* start *
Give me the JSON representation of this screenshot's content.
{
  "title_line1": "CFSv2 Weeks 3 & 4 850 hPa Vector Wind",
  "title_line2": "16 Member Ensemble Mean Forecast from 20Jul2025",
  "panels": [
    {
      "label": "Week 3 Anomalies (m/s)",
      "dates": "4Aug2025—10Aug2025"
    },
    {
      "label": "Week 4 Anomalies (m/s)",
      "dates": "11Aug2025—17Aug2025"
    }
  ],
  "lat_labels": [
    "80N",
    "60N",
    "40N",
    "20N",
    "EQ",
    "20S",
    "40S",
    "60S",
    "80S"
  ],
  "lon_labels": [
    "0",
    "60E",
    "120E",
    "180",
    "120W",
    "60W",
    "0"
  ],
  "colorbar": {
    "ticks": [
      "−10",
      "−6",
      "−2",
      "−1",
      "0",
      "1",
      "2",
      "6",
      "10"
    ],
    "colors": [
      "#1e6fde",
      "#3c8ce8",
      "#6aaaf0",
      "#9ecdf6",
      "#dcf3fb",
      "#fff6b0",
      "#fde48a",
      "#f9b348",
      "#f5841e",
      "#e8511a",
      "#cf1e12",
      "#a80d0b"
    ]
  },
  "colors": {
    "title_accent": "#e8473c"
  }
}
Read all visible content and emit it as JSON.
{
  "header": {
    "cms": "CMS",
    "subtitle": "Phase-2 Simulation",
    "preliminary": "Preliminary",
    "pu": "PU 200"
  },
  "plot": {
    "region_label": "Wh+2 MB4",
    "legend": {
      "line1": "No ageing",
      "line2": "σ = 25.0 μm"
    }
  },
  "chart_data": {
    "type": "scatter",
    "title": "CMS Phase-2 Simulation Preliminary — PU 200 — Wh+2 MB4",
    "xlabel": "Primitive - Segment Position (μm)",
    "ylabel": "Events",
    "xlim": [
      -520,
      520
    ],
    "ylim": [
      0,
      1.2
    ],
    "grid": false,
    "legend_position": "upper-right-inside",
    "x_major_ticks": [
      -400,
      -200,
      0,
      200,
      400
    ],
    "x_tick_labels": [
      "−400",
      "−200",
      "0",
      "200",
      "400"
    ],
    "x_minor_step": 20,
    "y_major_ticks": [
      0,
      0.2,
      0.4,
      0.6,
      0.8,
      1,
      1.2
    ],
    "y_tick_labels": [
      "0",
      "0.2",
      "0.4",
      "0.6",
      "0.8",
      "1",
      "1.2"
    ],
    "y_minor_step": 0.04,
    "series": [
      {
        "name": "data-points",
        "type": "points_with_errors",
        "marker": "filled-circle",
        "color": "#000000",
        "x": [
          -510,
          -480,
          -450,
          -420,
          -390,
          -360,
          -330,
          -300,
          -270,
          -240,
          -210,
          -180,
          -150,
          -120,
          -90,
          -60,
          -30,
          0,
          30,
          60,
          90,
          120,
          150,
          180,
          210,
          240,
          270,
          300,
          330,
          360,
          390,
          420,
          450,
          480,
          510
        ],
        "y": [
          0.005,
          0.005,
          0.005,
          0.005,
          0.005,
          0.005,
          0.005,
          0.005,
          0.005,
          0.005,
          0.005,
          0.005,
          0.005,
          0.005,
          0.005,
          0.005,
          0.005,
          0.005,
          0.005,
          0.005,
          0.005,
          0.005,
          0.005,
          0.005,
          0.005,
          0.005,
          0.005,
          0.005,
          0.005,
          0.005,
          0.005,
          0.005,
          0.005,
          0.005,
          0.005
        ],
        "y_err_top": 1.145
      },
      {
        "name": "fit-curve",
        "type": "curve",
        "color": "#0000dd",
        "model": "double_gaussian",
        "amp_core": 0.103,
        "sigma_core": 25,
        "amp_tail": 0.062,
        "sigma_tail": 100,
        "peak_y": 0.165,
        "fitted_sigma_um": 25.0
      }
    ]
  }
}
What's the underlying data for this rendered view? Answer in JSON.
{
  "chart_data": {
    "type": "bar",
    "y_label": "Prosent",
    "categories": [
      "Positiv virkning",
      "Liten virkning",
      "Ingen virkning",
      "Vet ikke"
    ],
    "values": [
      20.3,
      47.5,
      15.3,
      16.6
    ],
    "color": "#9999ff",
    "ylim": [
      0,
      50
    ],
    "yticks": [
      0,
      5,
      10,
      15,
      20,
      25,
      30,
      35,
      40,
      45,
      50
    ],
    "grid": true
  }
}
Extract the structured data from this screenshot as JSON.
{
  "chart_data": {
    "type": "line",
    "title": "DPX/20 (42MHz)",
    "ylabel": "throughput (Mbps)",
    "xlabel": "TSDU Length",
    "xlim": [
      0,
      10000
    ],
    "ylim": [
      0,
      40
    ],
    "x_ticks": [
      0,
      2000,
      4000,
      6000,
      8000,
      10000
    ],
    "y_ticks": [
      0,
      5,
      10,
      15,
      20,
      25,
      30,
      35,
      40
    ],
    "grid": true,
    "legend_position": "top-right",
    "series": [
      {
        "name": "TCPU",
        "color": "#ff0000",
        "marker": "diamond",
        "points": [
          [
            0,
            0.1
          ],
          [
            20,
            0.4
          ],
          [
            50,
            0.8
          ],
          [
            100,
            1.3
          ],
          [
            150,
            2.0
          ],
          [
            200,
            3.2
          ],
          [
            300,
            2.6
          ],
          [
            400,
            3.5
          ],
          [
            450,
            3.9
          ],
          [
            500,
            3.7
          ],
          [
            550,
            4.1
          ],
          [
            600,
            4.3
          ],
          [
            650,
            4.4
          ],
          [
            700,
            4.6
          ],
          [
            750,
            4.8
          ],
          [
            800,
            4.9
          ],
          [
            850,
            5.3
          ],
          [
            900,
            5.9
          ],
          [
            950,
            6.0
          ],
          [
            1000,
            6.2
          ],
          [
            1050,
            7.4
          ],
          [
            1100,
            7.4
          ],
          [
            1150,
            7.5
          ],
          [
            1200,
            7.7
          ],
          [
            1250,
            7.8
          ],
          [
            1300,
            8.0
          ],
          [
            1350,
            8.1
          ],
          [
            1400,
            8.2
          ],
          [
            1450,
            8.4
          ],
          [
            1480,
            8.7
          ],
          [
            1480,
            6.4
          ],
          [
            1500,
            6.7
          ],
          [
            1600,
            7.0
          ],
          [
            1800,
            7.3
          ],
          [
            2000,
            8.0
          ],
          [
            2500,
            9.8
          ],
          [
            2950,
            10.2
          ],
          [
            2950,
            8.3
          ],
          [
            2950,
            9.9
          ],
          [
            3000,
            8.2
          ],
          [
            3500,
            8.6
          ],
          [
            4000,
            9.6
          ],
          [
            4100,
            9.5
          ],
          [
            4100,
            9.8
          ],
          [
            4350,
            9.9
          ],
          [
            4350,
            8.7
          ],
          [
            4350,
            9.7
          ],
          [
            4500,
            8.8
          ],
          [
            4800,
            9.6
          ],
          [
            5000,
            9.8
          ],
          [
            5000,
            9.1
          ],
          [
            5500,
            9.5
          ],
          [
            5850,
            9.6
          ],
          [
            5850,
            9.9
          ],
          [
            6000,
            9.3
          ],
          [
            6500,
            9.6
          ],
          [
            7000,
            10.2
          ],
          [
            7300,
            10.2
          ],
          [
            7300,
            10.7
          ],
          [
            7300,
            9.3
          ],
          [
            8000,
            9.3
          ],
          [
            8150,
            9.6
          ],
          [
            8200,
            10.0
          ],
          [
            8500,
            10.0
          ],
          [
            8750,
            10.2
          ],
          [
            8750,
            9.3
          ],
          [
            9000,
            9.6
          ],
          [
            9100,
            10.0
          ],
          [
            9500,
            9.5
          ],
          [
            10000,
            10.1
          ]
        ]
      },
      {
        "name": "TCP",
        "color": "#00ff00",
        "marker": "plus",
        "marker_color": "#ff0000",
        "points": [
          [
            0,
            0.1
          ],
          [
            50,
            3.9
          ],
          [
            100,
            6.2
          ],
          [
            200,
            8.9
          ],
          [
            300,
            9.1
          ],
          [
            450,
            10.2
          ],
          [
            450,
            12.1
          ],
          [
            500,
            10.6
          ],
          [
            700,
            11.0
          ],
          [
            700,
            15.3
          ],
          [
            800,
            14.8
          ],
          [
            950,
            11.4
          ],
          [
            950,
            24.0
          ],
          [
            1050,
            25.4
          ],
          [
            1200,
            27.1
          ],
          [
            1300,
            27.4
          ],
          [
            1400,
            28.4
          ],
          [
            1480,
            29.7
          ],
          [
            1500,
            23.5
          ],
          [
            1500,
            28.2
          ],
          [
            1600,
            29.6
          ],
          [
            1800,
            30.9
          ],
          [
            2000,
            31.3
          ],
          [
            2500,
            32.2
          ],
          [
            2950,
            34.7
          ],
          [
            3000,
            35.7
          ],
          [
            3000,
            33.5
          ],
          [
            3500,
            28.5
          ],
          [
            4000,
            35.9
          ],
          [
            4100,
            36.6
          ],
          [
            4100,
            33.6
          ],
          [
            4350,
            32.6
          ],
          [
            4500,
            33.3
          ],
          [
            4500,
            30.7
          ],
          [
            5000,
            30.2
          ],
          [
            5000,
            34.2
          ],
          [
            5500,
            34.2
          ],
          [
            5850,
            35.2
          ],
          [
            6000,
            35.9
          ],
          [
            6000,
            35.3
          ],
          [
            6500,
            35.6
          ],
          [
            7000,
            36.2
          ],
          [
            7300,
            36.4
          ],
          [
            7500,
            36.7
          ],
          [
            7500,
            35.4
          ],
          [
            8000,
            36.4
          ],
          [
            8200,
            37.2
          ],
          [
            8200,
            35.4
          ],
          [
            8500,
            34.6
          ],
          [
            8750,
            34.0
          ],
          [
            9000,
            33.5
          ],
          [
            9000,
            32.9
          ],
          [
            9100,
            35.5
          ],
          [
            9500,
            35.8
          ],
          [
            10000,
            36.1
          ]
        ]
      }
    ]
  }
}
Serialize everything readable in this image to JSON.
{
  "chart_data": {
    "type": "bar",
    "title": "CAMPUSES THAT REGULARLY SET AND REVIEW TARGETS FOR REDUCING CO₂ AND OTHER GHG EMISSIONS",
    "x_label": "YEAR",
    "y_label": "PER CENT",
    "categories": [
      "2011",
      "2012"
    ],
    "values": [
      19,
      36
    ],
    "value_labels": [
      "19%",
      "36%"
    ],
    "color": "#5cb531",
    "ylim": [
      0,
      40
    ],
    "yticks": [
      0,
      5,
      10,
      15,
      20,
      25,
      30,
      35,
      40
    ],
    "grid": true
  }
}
* end *
From the listing, copy each line containing the word "grid".

• Complete answer:
    "grid": false,
    "grid": true
    "grid": true,
    "grid": true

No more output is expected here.